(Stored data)
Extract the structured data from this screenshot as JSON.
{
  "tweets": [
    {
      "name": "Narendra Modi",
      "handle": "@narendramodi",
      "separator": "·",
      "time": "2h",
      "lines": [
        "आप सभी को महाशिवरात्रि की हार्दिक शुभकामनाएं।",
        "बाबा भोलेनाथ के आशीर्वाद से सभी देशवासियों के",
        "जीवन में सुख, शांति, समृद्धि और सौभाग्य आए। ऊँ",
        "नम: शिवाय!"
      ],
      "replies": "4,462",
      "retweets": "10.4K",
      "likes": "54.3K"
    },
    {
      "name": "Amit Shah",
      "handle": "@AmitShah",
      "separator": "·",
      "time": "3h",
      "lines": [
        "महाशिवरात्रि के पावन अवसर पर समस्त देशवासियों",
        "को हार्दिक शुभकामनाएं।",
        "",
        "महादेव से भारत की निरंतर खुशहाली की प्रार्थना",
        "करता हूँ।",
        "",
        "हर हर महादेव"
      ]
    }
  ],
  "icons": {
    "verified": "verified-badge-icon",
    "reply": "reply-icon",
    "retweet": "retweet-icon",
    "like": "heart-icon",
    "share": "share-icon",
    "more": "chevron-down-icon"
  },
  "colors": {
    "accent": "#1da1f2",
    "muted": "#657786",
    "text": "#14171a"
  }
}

*INSTRUCTION:*
Extract the full listing above without alteration.

*ANSWER TO THE PROBLEM:*
Extract the structured data from this screenshot as JSON.
{
  "tweets": [
    {
      "name": "Narendra Modi",
      "handle": "@narendramodi",
      "separator": "·",
      "time": "2h",
      "lines": [
        "आप सभी को महाशिवरात्रि की हार्दिक शुभकामनाएं।",
        "बाबा भोलेनाथ के आशीर्वाद से सभी देशवासियों के",
        "जीवन में सुख, शांति, समृद्धि और सौभाग्य आए। ऊँ",
        "नम: शिवाय!"
      ],
      "replies": "4,462",
      "retweets": "10.4K",
      "likes": "54.3K"
    },
    {
      "name": "Amit Shah",
      "handle": "@AmitShah",
      "separator": "·",
      "time": "3h",
      "lines": [
        "महाशिवरात्रि के पावन अवसर पर समस्त देशवासियों",
        "को हार्दिक शुभकामनाएं।",
        "",
        "महादेव से भारत की निरंतर खुशहाली की प्रार्थना",
        "करता हूँ।",
        "",
        "हर हर महादेव"
      ]
    }
  ],
  "icons": {
    "verified": "verified-badge-icon",
    "reply": "reply-icon",
    "retweet": "retweet-icon",
    "like": "heart-icon",
    "share": "share-icon",
    "more": "chevron-down-icon"
  },
  "colors": {
    "accent": "#1da1f2",
    "muted": "#657786",
    "text": "#14171a"
  }
}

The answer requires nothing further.